Exercise brief — Reproduce the material exactly, omitting nothing.

----

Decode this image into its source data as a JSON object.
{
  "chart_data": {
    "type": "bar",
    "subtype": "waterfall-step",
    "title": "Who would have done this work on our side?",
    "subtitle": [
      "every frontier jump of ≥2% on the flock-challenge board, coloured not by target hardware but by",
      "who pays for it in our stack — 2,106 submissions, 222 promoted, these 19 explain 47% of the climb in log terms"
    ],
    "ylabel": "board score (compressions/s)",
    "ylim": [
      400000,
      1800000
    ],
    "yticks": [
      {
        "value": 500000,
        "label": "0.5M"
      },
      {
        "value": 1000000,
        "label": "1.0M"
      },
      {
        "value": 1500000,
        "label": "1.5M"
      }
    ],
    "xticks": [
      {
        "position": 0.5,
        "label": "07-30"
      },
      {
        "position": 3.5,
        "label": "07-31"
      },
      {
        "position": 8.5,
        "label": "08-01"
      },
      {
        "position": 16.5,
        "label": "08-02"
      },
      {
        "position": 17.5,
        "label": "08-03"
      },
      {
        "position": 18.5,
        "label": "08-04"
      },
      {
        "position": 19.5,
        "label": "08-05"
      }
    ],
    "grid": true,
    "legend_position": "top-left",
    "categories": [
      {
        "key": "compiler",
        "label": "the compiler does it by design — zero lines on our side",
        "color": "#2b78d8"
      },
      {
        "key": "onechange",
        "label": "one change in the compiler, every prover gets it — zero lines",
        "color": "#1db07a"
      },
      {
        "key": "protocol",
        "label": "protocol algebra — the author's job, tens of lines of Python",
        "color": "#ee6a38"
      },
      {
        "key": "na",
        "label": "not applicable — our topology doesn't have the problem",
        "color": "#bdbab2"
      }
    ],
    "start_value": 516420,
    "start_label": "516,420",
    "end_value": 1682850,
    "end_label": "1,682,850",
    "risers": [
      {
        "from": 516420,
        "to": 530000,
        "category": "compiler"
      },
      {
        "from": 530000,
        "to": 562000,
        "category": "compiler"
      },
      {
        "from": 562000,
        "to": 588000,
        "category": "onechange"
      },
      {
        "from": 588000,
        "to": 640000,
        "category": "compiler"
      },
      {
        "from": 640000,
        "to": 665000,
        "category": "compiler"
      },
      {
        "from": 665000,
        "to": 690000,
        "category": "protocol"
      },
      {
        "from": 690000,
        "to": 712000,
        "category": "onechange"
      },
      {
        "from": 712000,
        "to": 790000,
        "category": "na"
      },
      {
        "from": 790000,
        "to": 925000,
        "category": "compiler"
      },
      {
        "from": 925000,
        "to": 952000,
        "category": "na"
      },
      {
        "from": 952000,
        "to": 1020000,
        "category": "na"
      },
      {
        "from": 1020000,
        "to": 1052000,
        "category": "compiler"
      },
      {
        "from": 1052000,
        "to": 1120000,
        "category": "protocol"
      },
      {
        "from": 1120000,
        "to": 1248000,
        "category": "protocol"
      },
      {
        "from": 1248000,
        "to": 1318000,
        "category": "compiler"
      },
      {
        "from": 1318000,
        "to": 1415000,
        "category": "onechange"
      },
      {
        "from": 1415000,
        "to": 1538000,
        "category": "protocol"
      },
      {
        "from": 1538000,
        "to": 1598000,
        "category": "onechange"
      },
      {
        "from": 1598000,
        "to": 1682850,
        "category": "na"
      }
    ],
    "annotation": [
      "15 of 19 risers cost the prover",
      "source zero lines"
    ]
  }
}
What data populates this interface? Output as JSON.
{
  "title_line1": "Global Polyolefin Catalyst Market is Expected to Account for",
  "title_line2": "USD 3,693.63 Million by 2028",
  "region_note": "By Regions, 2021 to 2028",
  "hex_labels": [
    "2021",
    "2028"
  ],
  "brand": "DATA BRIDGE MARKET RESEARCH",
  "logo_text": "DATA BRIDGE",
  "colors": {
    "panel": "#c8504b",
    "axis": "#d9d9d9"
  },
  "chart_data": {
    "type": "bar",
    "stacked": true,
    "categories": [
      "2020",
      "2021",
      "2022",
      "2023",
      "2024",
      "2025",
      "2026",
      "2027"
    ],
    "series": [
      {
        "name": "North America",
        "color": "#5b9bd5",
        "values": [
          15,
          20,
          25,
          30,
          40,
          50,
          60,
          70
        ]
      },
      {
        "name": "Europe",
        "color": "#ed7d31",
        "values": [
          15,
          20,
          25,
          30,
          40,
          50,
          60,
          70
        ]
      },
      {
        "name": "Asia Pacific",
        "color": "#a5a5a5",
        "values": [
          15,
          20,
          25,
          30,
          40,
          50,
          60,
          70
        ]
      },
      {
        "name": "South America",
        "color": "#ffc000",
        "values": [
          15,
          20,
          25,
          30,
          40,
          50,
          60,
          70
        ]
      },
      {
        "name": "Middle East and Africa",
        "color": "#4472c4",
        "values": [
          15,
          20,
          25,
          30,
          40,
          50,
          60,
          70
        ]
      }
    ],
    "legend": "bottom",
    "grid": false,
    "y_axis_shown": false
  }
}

----

Written response —
Decode this image into its source data as a JSON object.
{
  "chart_data": {
    "type": "bar",
    "subtype": "waterfall-step",
    "title": "Who would have done this work on our side?",
    "subtitle": [
      "every frontier jump of ≥2% on the flock-challenge board, coloured not by target hardware but by",
      "who pays for it in our stack — 2,106 submissions, 222 promoted, these 19 explain 47% of the climb in log terms"
    ],
    "ylabel": "board score (compressions/s)",
    "ylim": [
      400000,
      1800000
    ],
    "yticks": [
      {
        "value": 500000,
        "label": "0.5M"
      },
      {
        "value": 1000000,
        "label": "1.0M"
      },
      {
        "value": 1500000,
        "label": "1.5M"
      }
    ],
    "xticks": [
      {
        "position": 0.5,
        "label": "07-30"
      },
      {
        "position": 3.5,
        "label": "07-31"
      },
      {
        "position": 8.5,
        "label": "08-01"
      },
      {
        "position": 16.5,
        "label": "08-02"
      },
      {
        "position": 17.5,
        "label": "08-03"
      },
      {
        "position": 18.5,
        "label": "08-04"
      },
      {
        "position": 19.5,
        "label": "08-05"
      }
    ],
    "grid": true,
    "legend_position": "top-left",
    "categories": [
      {
        "key": "compiler",
        "label": "the compiler does it by design — zero lines on our side",
        "color": "#2b78d8"
      },
      {
        "key": "onechange",
        "label": "one change in the compiler, every prover gets it — zero lines",
        "color": "#1db07a"
      },
      {
        "key": "protocol",
        "label": "protocol algebra — the author's job, tens of lines of Python",
        "color": "#ee6a38"
      },
      {
        "key": "na",
        "label": "not applicable — our topology doesn't have the problem",
        "color": "#bdbab2"
      }
    ],
    "start_value": 516420,
    "start_label": "516,420",
    "end_value": 1682850,
    "end_label": "1,682,850",
    "risers": [
      {
        "from": 516420,
        "to": 530000,
        "category": "compiler"
      },
      {
        "from": 530000,
        "to": 562000,
        "category": "compiler"
      },
      {
        "from": 562000,
        "to": 588000,
        "category": "onechange"
      },
      {
        "from": 588000,
        "to": 640000,
        "category": "compiler"
      },
      {
        "from": 640000,
        "to": 665000,
        "category": "compiler"
      },
      {
        "from": 665000,
        "to": 690000,
        "category": "protocol"
      },
      {
        "from": 690000,
        "to": 712000,
        "category": "onechange"
      },
      {
        "from": 712000,
        "to": 790000,
        "category": "na"
      },
      {
        "from": 790000,
        "to": 925000,
        "category": "compiler"
      },
      {
        "from": 925000,
        "to": 952000,
        "category": "na"
      },
      {
        "from": 952000,
        "to": 1020000,
        "category": "na"
      },
      {
        "from": 1020000,
        "to": 1052000,
        "category": "compiler"
      },
      {
        "from": 1052000,
        "to": 1120000,
        "category": "protocol"
      },
      {
        "from": 1120000,
        "to": 1248000,
        "category": "protocol"
      },
      {
        "from": 1248000,
        "to": 1318000,
        "category": "compiler"
      },
      {
        "from": 1318000,
        "to": 1415000,
        "category": "onechange"
      },
      {
        "from": 1415000,
        "to": 1538000,
        "category": "protocol"
      },
      {
        "from": 1538000,
        "to": 1598000,
        "category": "onechange"
      },
      {
        "from": 1598000,
        "to": 1682850,
        "category": "na"
      }
    ],
    "annotation": [
      "15 of 19 risers cost the prover",
      "source zero lines"
    ]
  }
}
What data populates this interface? Output as JSON.
{
  "title_line1": "Global Polyolefin Catalyst Market is Expected to Account for",
  "title_line2": "USD 3,693.63 Million by 2028",
  "region_note": "By Regions, 2021 to 2028",
  "hex_labels": [
    "2021",
    "2028"
  ],
  "brand": "DATA BRIDGE MARKET RESEARCH",
  "logo_text": "DATA BRIDGE",
  "colors": {
    "panel": "#c8504b",
    "axis": "#d9d9d9"
  },
  "chart_data": {
    "type": "bar",
    "stacked": true,
    "categories": [
      "2020",
      "2021",
      "2022",
      "2023",
      "2024",
      "2025",
      "2026",
      "2027"
    ],
    "series": [
      {
        "name": "North America",
        "color": "#5b9bd5",
        "values": [
          15,
          20,
          25,
          30,
          40,
          50,
          60,
          70
        ]
      },
      {
        "name": "Europe",
        "color": "#ed7d31",
        "values": [
          15,
          20,
          25,
          30,
          40,
          50,
          60,
          70
        ]
      },
      {
        "name": "Asia Pacific",
        "color": "#a5a5a5",
        "values": [
          15,
          20,
          25,
          30,
          40,
          50,
          60,
          70
        ]
      },
      {
        "name": "South America",
        "color": "#ffc000",
        "values": [
          15,
          20,
          25,
          30,
          40,
          50,
          60,
          70
        ]
      },
      {
        "name": "Middle East and Africa",
        "color": "#4472c4",
        "values": [
          15,
          20,
          25,
          30,
          40,
          50,
          60,
          70
        ]
      }
    ],
    "legend": "bottom",
    "grid": false,
    "y_axis_shown": false
  }
}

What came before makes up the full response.